* _To do_
How many lines in this data contain the string "Completed"? Reply with the number only.

--- Begin Provided material ---

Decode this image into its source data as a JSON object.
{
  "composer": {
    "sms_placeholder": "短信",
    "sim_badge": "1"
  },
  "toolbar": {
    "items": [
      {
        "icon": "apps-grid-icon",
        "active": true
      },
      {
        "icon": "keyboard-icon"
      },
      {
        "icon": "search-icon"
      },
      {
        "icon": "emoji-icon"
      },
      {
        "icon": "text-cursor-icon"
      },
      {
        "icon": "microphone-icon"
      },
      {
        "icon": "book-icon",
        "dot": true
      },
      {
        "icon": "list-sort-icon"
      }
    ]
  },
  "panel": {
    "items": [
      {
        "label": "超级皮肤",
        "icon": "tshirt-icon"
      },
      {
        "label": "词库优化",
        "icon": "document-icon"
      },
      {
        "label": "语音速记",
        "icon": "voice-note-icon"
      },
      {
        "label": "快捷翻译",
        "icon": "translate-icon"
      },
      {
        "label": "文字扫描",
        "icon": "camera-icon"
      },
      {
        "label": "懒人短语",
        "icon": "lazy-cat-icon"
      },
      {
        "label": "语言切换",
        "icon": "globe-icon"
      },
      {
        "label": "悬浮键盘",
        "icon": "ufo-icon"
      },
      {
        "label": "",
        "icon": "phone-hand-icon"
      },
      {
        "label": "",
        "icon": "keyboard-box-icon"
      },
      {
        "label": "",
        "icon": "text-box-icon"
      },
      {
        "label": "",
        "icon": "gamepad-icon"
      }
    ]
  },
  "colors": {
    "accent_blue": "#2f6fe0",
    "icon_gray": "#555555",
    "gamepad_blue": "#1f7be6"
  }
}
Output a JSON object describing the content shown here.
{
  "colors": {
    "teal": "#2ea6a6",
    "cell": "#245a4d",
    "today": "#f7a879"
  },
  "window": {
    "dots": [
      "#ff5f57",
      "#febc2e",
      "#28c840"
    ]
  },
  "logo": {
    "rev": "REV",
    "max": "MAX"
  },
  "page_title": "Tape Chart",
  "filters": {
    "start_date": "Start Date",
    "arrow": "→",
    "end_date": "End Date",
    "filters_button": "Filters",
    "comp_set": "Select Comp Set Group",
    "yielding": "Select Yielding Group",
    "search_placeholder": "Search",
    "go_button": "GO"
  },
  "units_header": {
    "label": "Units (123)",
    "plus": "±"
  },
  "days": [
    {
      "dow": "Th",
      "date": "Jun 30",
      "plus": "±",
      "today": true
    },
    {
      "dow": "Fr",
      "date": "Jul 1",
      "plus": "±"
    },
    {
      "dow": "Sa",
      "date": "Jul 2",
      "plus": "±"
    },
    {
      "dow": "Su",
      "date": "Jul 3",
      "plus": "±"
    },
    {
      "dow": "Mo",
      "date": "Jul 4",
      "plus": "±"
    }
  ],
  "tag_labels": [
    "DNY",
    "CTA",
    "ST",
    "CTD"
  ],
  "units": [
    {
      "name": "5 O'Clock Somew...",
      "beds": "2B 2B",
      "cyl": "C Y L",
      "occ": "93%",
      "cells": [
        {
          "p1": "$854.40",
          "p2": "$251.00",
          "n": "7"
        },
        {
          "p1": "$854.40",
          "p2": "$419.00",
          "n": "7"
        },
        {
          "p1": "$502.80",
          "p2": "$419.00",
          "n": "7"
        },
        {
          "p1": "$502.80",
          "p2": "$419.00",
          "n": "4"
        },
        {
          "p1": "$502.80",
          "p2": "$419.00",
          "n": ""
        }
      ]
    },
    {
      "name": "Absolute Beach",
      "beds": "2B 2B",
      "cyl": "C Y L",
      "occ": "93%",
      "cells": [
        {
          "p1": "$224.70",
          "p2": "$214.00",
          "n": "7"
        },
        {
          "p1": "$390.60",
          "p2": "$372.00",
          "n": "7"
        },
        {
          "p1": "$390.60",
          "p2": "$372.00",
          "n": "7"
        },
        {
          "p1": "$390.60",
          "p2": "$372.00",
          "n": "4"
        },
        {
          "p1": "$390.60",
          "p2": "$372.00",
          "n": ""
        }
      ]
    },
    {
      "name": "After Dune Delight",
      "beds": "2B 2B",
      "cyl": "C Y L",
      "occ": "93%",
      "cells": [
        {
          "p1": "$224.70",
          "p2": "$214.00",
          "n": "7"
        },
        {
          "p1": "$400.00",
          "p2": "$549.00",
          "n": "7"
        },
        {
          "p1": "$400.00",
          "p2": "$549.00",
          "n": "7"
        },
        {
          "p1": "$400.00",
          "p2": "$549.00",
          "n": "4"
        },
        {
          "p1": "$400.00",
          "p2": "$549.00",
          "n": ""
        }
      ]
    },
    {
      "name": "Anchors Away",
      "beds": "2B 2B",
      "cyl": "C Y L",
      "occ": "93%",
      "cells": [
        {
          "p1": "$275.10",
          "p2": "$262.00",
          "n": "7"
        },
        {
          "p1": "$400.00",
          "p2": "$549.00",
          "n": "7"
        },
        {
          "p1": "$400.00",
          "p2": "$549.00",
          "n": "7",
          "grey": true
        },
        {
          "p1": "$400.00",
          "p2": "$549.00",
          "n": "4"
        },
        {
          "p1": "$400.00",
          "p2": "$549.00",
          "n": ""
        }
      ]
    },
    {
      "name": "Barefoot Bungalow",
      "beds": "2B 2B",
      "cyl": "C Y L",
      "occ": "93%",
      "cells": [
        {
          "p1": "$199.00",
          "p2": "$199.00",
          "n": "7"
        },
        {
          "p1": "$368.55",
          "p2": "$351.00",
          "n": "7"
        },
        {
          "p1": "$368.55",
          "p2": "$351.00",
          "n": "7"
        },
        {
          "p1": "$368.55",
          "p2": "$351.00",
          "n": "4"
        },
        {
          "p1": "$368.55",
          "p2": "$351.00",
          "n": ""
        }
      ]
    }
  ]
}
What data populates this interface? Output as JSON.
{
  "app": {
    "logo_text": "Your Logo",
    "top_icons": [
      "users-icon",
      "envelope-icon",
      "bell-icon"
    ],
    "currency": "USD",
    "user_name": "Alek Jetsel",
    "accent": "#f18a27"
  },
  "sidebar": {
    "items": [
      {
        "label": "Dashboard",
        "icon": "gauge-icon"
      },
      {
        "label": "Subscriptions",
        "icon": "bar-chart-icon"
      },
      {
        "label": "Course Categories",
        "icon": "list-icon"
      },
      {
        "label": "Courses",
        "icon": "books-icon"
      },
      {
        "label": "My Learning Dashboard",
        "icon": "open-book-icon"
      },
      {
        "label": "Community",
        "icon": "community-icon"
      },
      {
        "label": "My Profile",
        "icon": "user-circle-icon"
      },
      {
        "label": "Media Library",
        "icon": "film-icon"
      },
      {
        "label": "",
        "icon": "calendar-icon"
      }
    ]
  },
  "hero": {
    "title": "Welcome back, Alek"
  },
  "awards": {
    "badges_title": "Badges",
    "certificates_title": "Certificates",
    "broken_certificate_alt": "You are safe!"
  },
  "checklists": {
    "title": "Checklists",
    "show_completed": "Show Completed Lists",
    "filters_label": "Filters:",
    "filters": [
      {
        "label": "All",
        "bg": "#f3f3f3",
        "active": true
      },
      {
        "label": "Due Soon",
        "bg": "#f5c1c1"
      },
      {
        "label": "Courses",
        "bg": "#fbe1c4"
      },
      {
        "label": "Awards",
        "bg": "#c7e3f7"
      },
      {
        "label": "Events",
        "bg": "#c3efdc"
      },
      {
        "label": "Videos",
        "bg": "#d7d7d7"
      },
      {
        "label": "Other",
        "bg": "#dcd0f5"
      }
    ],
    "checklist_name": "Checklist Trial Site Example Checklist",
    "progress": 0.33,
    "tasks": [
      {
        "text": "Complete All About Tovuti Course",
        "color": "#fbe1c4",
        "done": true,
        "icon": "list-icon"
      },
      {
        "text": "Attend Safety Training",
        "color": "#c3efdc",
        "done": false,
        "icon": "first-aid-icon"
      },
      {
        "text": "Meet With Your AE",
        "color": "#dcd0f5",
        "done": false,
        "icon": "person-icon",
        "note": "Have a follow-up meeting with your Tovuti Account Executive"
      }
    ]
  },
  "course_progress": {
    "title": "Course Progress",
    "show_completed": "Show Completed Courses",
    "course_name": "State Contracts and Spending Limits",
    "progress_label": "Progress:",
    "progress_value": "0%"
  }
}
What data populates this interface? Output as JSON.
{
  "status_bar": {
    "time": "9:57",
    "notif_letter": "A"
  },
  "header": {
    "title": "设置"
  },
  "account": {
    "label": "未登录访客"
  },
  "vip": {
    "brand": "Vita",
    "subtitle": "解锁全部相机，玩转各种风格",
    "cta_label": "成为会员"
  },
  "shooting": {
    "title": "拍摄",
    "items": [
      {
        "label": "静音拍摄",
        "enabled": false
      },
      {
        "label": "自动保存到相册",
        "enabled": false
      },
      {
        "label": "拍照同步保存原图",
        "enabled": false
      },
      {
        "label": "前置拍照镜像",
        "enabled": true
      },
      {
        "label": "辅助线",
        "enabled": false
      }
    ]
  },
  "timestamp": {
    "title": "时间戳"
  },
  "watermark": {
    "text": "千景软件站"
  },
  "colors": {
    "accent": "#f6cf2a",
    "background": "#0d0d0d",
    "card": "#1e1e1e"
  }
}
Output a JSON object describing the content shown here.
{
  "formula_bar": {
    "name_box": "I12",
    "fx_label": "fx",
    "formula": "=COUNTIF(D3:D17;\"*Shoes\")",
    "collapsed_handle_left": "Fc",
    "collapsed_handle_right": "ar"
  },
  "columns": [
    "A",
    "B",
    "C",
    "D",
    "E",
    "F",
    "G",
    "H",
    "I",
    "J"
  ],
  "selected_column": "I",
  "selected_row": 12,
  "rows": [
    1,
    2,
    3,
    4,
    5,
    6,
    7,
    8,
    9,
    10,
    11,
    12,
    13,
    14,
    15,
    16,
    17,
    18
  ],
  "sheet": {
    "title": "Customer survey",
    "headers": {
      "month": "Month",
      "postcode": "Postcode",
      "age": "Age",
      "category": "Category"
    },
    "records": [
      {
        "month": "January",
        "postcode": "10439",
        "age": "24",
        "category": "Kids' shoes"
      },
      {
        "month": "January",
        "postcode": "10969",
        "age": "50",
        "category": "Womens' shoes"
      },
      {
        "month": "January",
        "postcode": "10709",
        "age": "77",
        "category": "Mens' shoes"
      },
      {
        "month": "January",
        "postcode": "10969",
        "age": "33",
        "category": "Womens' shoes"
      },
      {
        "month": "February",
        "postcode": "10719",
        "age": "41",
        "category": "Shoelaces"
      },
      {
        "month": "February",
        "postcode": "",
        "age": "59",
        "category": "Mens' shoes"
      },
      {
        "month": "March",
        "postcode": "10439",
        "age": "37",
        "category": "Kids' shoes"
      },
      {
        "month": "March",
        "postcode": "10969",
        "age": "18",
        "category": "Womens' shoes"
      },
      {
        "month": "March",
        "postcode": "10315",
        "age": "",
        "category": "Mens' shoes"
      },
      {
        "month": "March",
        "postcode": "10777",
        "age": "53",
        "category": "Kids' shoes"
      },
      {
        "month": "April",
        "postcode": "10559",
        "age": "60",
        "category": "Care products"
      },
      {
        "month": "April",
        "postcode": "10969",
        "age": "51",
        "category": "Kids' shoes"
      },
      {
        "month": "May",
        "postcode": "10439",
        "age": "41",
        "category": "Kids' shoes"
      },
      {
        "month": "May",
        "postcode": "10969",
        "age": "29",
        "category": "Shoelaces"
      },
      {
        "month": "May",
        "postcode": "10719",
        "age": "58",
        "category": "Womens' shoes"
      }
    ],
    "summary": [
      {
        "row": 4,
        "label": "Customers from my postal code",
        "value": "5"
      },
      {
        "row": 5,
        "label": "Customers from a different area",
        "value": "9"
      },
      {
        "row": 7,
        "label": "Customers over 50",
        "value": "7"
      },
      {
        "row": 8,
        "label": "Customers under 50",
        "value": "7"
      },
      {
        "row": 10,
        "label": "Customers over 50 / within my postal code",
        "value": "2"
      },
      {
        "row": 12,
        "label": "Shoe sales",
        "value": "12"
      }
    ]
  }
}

--- End Provided material ---

* _The answer_
2